[PROMPT] Please transcribe every one of the items below word for word, leaving the pictures out of your answer.

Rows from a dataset

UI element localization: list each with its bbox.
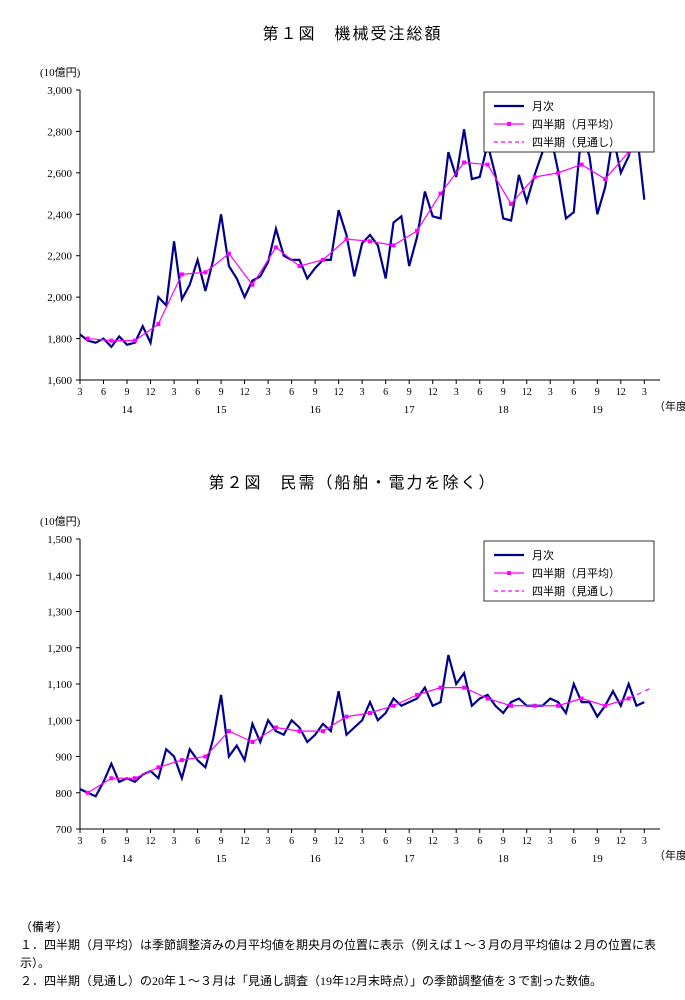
svg-text:3: 3 (78, 836, 83, 847)
svg-text:(10億円): (10億円) (40, 66, 81, 79)
svg-text:2,800: 2,800 (47, 126, 72, 138)
svg-text:3: 3 (548, 836, 553, 847)
svg-text:900: 900 (56, 752, 73, 764)
svg-text:17: 17 (404, 853, 416, 865)
svg-text:6: 6 (195, 836, 200, 847)
svg-text:12: 12 (616, 387, 626, 398)
svg-text:14: 14 (122, 404, 134, 416)
svg-text:9: 9 (407, 387, 412, 398)
svg-text:15: 15 (216, 853, 228, 865)
chart2-svg: 700 800 900 1,000 1,100 1,200 1,300 1,400 1,500 (… (10, 499, 685, 884)
svg-text:3: 3 (642, 387, 647, 398)
svg-text:12: 12 (334, 836, 344, 847)
svg-text:6: 6 (289, 387, 294, 398)
svg-text:6: 6 (195, 387, 200, 398)
svg-text:16: 16 (310, 404, 322, 416)
svg-text:3: 3 (454, 836, 459, 847)
svg-text:19: 19 (592, 853, 604, 865)
svg-text:1,000: 1,000 (47, 715, 72, 727)
notes-1: １．四半期（月平均）は季節調整済みの月平均値を期央月の位置に表示（例えば１～３月… (20, 936, 685, 972)
svg-text:9: 9 (219, 836, 224, 847)
svg-text:3: 3 (266, 836, 271, 847)
svg-text:9: 9 (125, 387, 130, 398)
svg-text:9: 9 (501, 836, 506, 847)
svg-text:3: 3 (548, 387, 553, 398)
svg-text:6: 6 (571, 387, 576, 398)
svg-text:6: 6 (101, 387, 106, 398)
notes-2: ２．四半期（見通し）の20年１～３月は「見通し調査（19年12月末時点）」の季節… (20, 972, 685, 990)
notes-head: （備考） (20, 918, 685, 936)
notes-block: （備考） １．四半期（月平均）は季節調整済みの月平均値を期央月の位置に表示（例え… (20, 918, 685, 990)
svg-text:12: 12 (428, 387, 438, 398)
svg-text:月次: 月次 (532, 99, 554, 113)
svg-text:四半期（月平均）: 四半期（月平均） (532, 566, 620, 580)
svg-text:月次: 月次 (532, 548, 554, 562)
svg-text:12: 12 (428, 836, 438, 847)
svg-text:6: 6 (571, 836, 576, 847)
chart1-title: 第１図 機械受注総額 (10, 20, 685, 44)
svg-text:1,600: 1,600 (47, 375, 72, 387)
svg-text:9: 9 (407, 836, 412, 847)
svg-text:3: 3 (360, 387, 365, 398)
svg-text:6: 6 (101, 836, 106, 847)
svg-text:2,400: 2,400 (47, 209, 72, 221)
svg-text:9: 9 (501, 387, 506, 398)
svg-text:四半期（月平均）: 四半期（月平均） (532, 117, 620, 131)
svg-text:9: 9 (313, 387, 318, 398)
svg-text:1,100: 1,100 (47, 679, 72, 691)
svg-text:2,000: 2,000 (47, 292, 72, 304)
svg-text:四半期（見通し）: 四半期（見通し） (532, 135, 620, 149)
svg-text:3,000: 3,000 (47, 85, 72, 97)
svg-text:(10億円): (10億円) (40, 515, 81, 528)
svg-text:1,200: 1,200 (47, 643, 72, 655)
svg-text:18: 18 (498, 853, 510, 865)
svg-text:19: 19 (592, 404, 604, 416)
svg-text:1,500: 1,500 (47, 534, 72, 546)
svg-text:（年度）: （年度） (654, 399, 685, 413)
svg-text:3: 3 (172, 387, 177, 398)
svg-text:800: 800 (56, 788, 73, 800)
svg-text:17: 17 (404, 404, 416, 416)
svg-text:12: 12 (616, 836, 626, 847)
chart2-title: 第２図 民需（船舶・電力を除く） (10, 469, 685, 493)
svg-text:12: 12 (240, 387, 250, 398)
svg-text:12: 12 (146, 836, 156, 847)
chart2: 700 800 900 1,000 1,100 1,200 1,300 1,400 1,500 (… (10, 499, 685, 888)
svg-text:6: 6 (383, 387, 388, 398)
svg-text:3: 3 (642, 836, 647, 847)
svg-text:2,600: 2,600 (47, 168, 72, 180)
svg-text:1,800: 1,800 (47, 334, 72, 346)
svg-text:700: 700 (56, 824, 73, 836)
svg-text:3: 3 (172, 836, 177, 847)
svg-text:6: 6 (477, 387, 482, 398)
svg-text:12: 12 (522, 836, 532, 847)
svg-text:四半期（見通し）: 四半期（見通し） (532, 584, 620, 598)
svg-text:1,400: 1,400 (47, 570, 72, 582)
svg-text:12: 12 (522, 387, 532, 398)
svg-text:18: 18 (498, 404, 510, 416)
svg-text:（年度）: （年度） (654, 848, 685, 862)
svg-text:14: 14 (122, 853, 134, 865)
svg-text:9: 9 (125, 836, 130, 847)
chart1: 1,600 1,800 2,000 2,200 2,400 2,600 2,800 3,000… (10, 50, 685, 439)
svg-text:6: 6 (383, 836, 388, 847)
svg-text:6: 6 (289, 836, 294, 847)
svg-text:9: 9 (595, 836, 600, 847)
svg-text:2,200: 2,200 (47, 251, 72, 263)
svg-text:3: 3 (360, 836, 365, 847)
svg-text:6: 6 (477, 836, 482, 847)
svg-text:16: 16 (310, 853, 322, 865)
chart1-svg: 1,600 1,800 2,000 2,200 2,400 2,600 2,800 3,000… (10, 50, 685, 435)
svg-text:1,300: 1,300 (47, 607, 72, 619)
svg-text:12: 12 (240, 836, 250, 847)
svg-text:12: 12 (334, 387, 344, 398)
svg-text:12: 12 (146, 387, 156, 398)
svg-text:3: 3 (454, 387, 459, 398)
svg-text:15: 15 (216, 404, 228, 416)
svg-text:9: 9 (313, 836, 318, 847)
svg-text:9: 9 (219, 387, 224, 398)
svg-text:3: 3 (266, 387, 271, 398)
svg-text:3: 3 (78, 387, 83, 398)
svg-text:9: 9 (595, 387, 600, 398)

[RESPONSE]
UI element localization: list each with its bbox.
svg-text:3: 3 (78, 836, 83, 847)
svg-text:(10億円): (10億円) (40, 66, 81, 79)
svg-text:2,800: 2,800 (47, 126, 72, 138)
svg-text:3: 3 (548, 836, 553, 847)
svg-text:900: 900 (56, 752, 73, 764)
svg-text:17: 17 (404, 853, 416, 865)
svg-text:6: 6 (195, 836, 200, 847)
svg-text:12: 12 (616, 387, 626, 398)
svg-text:14: 14 (122, 404, 134, 416)
svg-text:9: 9 (407, 387, 412, 398)
svg-text:15: 15 (216, 853, 228, 865)
chart2-svg: 700 800 900 1,000 1,100 1,200 1,300 1,400 1,500 (… (10, 499, 685, 884)
svg-text:3: 3 (642, 387, 647, 398)
svg-text:12: 12 (334, 836, 344, 847)
svg-text:6: 6 (289, 387, 294, 398)
svg-text:6: 6 (195, 387, 200, 398)
svg-text:16: 16 (310, 404, 322, 416)
svg-text:3: 3 (454, 836, 459, 847)
svg-text:19: 19 (592, 853, 604, 865)
svg-text:1,000: 1,000 (47, 715, 72, 727)
notes-1: １．四半期（月平均）は季節調整済みの月平均値を期央月の位置に表示（例えば１～３月… (20, 936, 685, 972)
svg-text:9: 9 (219, 836, 224, 847)
svg-text:3: 3 (266, 836, 271, 847)
svg-text:9: 9 (125, 387, 130, 398)
svg-text:9: 9 (501, 836, 506, 847)
svg-text:3: 3 (548, 387, 553, 398)
svg-text:6: 6 (571, 387, 576, 398)
svg-text:6: 6 (101, 387, 106, 398)
notes-2: ２．四半期（見通し）の20年１～３月は「見通し調査（19年12月末時点）」の季節… (20, 972, 685, 990)
notes-head: （備考） (20, 918, 685, 936)
notes-block: （備考） １．四半期（月平均）は季節調整済みの月平均値を期央月の位置に表示（例え… (20, 918, 685, 990)
svg-text:12: 12 (428, 387, 438, 398)
svg-text:月次: 月次 (532, 99, 554, 113)
svg-text:四半期（月平均）: 四半期（月平均） (532, 566, 620, 580)
svg-text:月次: 月次 (532, 548, 554, 562)
svg-text:12: 12 (428, 836, 438, 847)
svg-text:6: 6 (571, 836, 576, 847)
chart1-title: 第１図 機械受注総額 (10, 20, 685, 44)
svg-text:1,600: 1,600 (47, 375, 72, 387)
svg-text:9: 9 (407, 836, 412, 847)
svg-text:3: 3 (360, 387, 365, 398)
svg-text:6: 6 (101, 836, 106, 847)
svg-text:2,400: 2,400 (47, 209, 72, 221)
svg-text:9: 9 (501, 387, 506, 398)
svg-text:四半期（月平均）: 四半期（月平均） (532, 117, 620, 131)
svg-text:9: 9 (313, 387, 318, 398)
svg-text:1,100: 1,100 (47, 679, 72, 691)
svg-text:2,000: 2,000 (47, 292, 72, 304)
svg-text:四半期（見通し）: 四半期（見通し） (532, 135, 620, 149)
svg-text:3,000: 3,000 (47, 85, 72, 97)
svg-text:(10億円): (10億円) (40, 515, 81, 528)
svg-text:1,200: 1,200 (47, 643, 72, 655)
svg-text:18: 18 (498, 853, 510, 865)
svg-text:19: 19 (592, 404, 604, 416)
svg-text:1,500: 1,500 (47, 534, 72, 546)
svg-text:（年度）: （年度） (654, 399, 685, 413)
svg-text:3: 3 (172, 387, 177, 398)
svg-text:800: 800 (56, 788, 73, 800)
svg-text:17: 17 (404, 404, 416, 416)
svg-text:12: 12 (616, 836, 626, 847)
chart2-title: 第２図 民需（船舶・電力を除く） (10, 469, 685, 493)
svg-text:12: 12 (240, 387, 250, 398)
svg-text:12: 12 (146, 836, 156, 847)
chart2: 700 800 900 1,000 1,100 1,200 1,300 1,400 1,500 (… (10, 499, 685, 888)
svg-text:6: 6 (383, 387, 388, 398)
svg-text:3: 3 (642, 836, 647, 847)
svg-text:2,600: 2,600 (47, 168, 72, 180)
svg-text:1,800: 1,800 (47, 334, 72, 346)
svg-text:700: 700 (56, 824, 73, 836)
svg-text:3: 3 (172, 836, 177, 847)
svg-text:6: 6 (477, 387, 482, 398)
svg-text:12: 12 (522, 836, 532, 847)
svg-text:四半期（見通し）: 四半期（見通し） (532, 584, 620, 598)
svg-text:1,400: 1,400 (47, 570, 72, 582)
svg-text:12: 12 (522, 387, 532, 398)
svg-text:18: 18 (498, 404, 510, 416)
svg-text:（年度）: （年度） (654, 848, 685, 862)
svg-text:14: 14 (122, 853, 134, 865)
svg-text:9: 9 (125, 836, 130, 847)
chart1: 1,600 1,800 2,000 2,200 2,400 2,600 2,800 3,000… (10, 50, 685, 439)
svg-text:6: 6 (383, 836, 388, 847)
svg-text:6: 6 (289, 836, 294, 847)
svg-text:9: 9 (595, 836, 600, 847)
svg-text:2,200: 2,200 (47, 251, 72, 263)
svg-text:3: 3 (360, 836, 365, 847)
svg-text:6: 6 (477, 836, 482, 847)
svg-text:16: 16 (310, 853, 322, 865)
chart1-svg: 1,600 1,800 2,000 2,200 2,400 2,600 2,800 3,000… (10, 50, 685, 435)
svg-text:1,300: 1,300 (47, 607, 72, 619)
svg-text:12: 12 (240, 836, 250, 847)
svg-text:12: 12 (334, 387, 344, 398)
svg-text:12: 12 (146, 387, 156, 398)
svg-text:3: 3 (454, 387, 459, 398)
svg-text:15: 15 (216, 404, 228, 416)
svg-text:9: 9 (313, 836, 318, 847)
svg-text:9: 9 (219, 387, 224, 398)
svg-text:3: 3 (266, 387, 271, 398)
svg-text:3: 3 (78, 387, 83, 398)
svg-text:9: 9 (595, 387, 600, 398)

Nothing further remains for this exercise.